WHAT YOU HAVE TO DO. Omit all images, then return the remaining material exactly as it stands.

※

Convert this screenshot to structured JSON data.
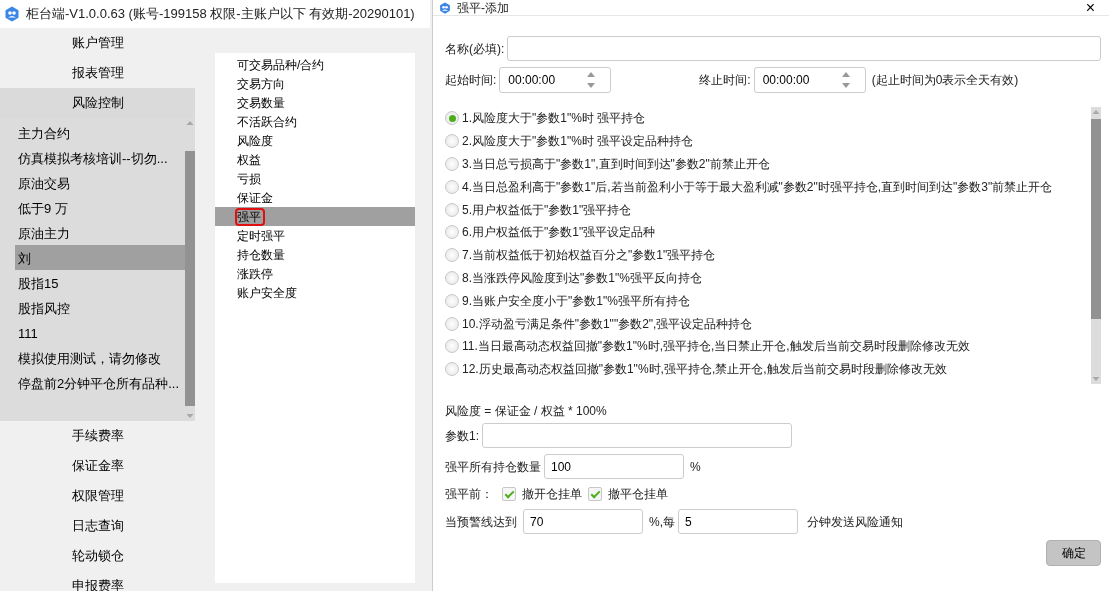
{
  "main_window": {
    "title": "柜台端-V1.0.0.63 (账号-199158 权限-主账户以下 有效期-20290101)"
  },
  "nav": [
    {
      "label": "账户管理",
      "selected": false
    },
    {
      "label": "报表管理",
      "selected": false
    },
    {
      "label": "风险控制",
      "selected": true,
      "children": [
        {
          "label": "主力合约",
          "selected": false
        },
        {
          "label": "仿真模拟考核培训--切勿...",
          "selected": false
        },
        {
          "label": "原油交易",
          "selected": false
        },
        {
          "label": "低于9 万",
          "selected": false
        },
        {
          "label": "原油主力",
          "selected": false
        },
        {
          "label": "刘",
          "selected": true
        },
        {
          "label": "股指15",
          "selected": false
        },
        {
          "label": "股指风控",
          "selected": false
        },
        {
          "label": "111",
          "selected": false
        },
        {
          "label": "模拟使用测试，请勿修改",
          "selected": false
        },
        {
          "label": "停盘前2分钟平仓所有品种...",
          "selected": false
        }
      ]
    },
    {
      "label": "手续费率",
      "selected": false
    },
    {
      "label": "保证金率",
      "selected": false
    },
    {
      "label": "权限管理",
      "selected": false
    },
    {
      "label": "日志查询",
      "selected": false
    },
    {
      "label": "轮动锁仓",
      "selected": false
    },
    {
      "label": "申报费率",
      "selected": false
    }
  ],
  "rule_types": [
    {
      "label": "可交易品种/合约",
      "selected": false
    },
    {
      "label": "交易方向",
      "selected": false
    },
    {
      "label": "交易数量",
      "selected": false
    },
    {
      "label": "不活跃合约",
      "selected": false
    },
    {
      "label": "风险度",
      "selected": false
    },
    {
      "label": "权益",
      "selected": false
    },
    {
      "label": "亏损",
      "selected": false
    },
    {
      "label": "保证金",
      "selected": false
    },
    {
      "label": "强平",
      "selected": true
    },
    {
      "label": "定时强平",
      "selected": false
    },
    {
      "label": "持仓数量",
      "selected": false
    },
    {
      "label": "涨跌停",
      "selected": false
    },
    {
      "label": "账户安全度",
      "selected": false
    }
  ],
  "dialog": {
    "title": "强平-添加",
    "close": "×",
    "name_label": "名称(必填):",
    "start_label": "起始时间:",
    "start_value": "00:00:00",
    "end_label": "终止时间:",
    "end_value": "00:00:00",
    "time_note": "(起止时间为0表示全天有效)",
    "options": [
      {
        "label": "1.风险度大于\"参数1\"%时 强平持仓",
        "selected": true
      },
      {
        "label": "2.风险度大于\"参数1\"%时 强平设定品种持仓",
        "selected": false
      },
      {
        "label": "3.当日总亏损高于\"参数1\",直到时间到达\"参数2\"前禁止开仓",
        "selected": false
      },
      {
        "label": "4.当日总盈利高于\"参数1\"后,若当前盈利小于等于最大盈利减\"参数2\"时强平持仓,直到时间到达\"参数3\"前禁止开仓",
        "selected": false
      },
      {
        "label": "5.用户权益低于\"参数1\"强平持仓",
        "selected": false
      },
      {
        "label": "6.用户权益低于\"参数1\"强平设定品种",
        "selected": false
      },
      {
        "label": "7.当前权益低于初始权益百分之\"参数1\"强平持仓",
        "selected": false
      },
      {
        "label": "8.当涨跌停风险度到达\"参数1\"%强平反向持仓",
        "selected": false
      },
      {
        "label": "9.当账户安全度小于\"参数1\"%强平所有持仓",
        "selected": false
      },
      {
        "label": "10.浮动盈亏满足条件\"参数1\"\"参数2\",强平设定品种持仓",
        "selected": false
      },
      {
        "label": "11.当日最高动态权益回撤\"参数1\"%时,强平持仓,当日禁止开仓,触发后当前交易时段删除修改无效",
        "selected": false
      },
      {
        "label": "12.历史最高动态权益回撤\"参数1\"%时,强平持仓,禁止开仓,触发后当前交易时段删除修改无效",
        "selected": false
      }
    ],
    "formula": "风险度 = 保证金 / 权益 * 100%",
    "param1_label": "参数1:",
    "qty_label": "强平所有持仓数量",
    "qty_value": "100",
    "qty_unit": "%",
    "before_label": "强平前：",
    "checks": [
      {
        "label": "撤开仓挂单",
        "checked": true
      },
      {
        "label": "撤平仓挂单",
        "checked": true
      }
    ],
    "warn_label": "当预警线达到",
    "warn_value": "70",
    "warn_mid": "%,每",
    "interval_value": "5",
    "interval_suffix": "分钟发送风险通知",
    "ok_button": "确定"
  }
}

※

EXERCISE RESPONSE.
Convert this screenshot to structured JSON data.
{
  "main_window": {
    "title": "柜台端-V1.0.0.63 (账号-199158 权限-主账户以下 有效期-20290101)"
  },
  "nav": [
    {
      "label": "账户管理",
      "selected": false
    },
    {
      "label": "报表管理",
      "selected": false
    },
    {
      "label": "风险控制",
      "selected": true,
      "children": [
        {
          "label": "主力合约",
          "selected": false
        },
        {
          "label": "仿真模拟考核培训--切勿...",
          "selected": false
        },
        {
          "label": "原油交易",
          "selected": false
        },
        {
          "label": "低于9 万",
          "selected": false
        },
        {
          "label": "原油主力",
          "selected": false
        },
        {
          "label": "刘",
          "selected": true
        },
        {
          "label": "股指15",
          "selected": false
        },
        {
          "label": "股指风控",
          "selected": false
        },
        {
          "label": "111",
          "selected": false
        },
        {
          "label": "模拟使用测试，请勿修改",
          "selected": false
        },
        {
          "label": "停盘前2分钟平仓所有品种...",
          "selected": false
        }
      ]
    },
    {
      "label": "手续费率",
      "selected": false
    },
    {
      "label": "保证金率",
      "selected": false
    },
    {
      "label": "权限管理",
      "selected": false
    },
    {
      "label": "日志查询",
      "selected": false
    },
    {
      "label": "轮动锁仓",
      "selected": false
    },
    {
      "label": "申报费率",
      "selected": false
    }
  ],
  "rule_types": [
    {
      "label": "可交易品种/合约",
      "selected": false
    },
    {
      "label": "交易方向",
      "selected": false
    },
    {
      "label": "交易数量",
      "selected": false
    },
    {
      "label": "不活跃合约",
      "selected": false
    },
    {
      "label": "风险度",
      "selected": false
    },
    {
      "label": "权益",
      "selected": false
    },
    {
      "label": "亏损",
      "selected": false
    },
    {
      "label": "保证金",
      "selected": false
    },
    {
      "label": "强平",
      "selected": true
    },
    {
      "label": "定时强平",
      "selected": false
    },
    {
      "label": "持仓数量",
      "selected": false
    },
    {
      "label": "涨跌停",
      "selected": false
    },
    {
      "label": "账户安全度",
      "selected": false
    }
  ],
  "dialog": {
    "title": "强平-添加",
    "close": "×",
    "name_label": "名称(必填):",
    "start_label": "起始时间:",
    "start_value": "00:00:00",
    "end_label": "终止时间:",
    "end_value": "00:00:00",
    "time_note": "(起止时间为0表示全天有效)",
    "options": [
      {
        "label": "1.风险度大于\"参数1\"%时 强平持仓",
        "selected": true
      },
      {
        "label": "2.风险度大于\"参数1\"%时 强平设定品种持仓",
        "selected": false
      },
      {
        "label": "3.当日总亏损高于\"参数1\",直到时间到达\"参数2\"前禁止开仓",
        "selected": false
      },
      {
        "label": "4.当日总盈利高于\"参数1\"后,若当前盈利小于等于最大盈利减\"参数2\"时强平持仓,直到时间到达\"参数3\"前禁止开仓",
        "selected": false
      },
      {
        "label": "5.用户权益低于\"参数1\"强平持仓",
        "selected": false
      },
      {
        "label": "6.用户权益低于\"参数1\"强平设定品种",
        "selected": false
      },
      {
        "label": "7.当前权益低于初始权益百分之\"参数1\"强平持仓",
        "selected": false
      },
      {
        "label": "8.当涨跌停风险度到达\"参数1\"%强平反向持仓",
        "selected": false
      },
      {
        "label": "9.当账户安全度小于\"参数1\"%强平所有持仓",
        "selected": false
      },
      {
        "label": "10.浮动盈亏满足条件\"参数1\"\"参数2\",强平设定品种持仓",
        "selected": false
      },
      {
        "label": "11.当日最高动态权益回撤\"参数1\"%时,强平持仓,当日禁止开仓,触发后当前交易时段删除修改无效",
        "selected": false
      },
      {
        "label": "12.历史最高动态权益回撤\"参数1\"%时,强平持仓,禁止开仓,触发后当前交易时段删除修改无效",
        "selected": false
      }
    ],
    "formula": "风险度 = 保证金 / 权益 * 100%",
    "param1_label": "参数1:",
    "qty_label": "强平所有持仓数量",
    "qty_value": "100",
    "qty_unit": "%",
    "before_label": "强平前：",
    "checks": [
      {
        "label": "撤开仓挂单",
        "checked": true
      },
      {
        "label": "撤平仓挂单",
        "checked": true
      }
    ],
    "warn_label": "当预警线达到",
    "warn_value": "70",
    "warn_mid": "%,每",
    "interval_value": "5",
    "interval_suffix": "分钟发送风险通知",
    "ok_button": "确定"
  }
}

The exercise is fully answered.